**Filas proporcionadas**

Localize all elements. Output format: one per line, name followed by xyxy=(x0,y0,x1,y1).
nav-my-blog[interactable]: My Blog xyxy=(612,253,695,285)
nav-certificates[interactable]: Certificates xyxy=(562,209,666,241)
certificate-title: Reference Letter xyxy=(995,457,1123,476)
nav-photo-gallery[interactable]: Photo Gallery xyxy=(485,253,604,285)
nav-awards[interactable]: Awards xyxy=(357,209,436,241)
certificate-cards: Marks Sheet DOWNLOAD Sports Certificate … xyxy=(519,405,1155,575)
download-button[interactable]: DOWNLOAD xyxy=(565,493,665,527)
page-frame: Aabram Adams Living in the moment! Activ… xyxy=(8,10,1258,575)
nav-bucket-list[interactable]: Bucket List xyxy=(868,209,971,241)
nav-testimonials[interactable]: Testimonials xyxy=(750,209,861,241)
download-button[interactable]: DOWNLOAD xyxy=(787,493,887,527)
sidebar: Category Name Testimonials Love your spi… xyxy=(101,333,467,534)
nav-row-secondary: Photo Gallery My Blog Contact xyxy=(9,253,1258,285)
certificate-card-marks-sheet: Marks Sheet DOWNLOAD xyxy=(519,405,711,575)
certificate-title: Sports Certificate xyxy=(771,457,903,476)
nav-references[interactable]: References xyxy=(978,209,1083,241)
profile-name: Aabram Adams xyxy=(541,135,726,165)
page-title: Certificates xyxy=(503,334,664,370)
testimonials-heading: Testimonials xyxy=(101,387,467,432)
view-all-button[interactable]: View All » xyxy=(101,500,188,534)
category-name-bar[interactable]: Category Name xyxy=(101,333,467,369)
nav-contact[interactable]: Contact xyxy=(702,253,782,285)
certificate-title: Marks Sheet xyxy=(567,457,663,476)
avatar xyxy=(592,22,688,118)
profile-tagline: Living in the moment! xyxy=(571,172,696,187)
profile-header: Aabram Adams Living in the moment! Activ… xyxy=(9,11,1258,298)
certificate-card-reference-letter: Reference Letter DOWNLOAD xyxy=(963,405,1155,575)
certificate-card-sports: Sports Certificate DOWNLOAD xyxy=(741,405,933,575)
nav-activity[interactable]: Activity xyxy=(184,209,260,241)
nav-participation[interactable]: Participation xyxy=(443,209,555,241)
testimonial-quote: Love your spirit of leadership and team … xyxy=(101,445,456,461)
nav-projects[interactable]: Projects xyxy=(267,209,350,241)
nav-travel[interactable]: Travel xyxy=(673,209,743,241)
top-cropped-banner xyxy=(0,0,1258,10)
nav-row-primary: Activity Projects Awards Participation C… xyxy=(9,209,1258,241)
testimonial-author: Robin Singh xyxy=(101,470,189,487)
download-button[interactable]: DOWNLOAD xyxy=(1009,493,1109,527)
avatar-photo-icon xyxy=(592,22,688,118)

**Tu objetivo**
Devuelve todas las filas de arriba que contengan la cadena "button". Ten en cuenta que se distinguen mayúsculas y minúsculas.

**Resultado**
download-button[interactable]: DOWNLOAD xyxy=(565,493,665,527)
download-button[interactable]: DOWNLOAD xyxy=(787,493,887,527)
view-all-button[interactable]: View All » xyxy=(101,500,188,534)
download-button[interactable]: DOWNLOAD xyxy=(1009,493,1109,527)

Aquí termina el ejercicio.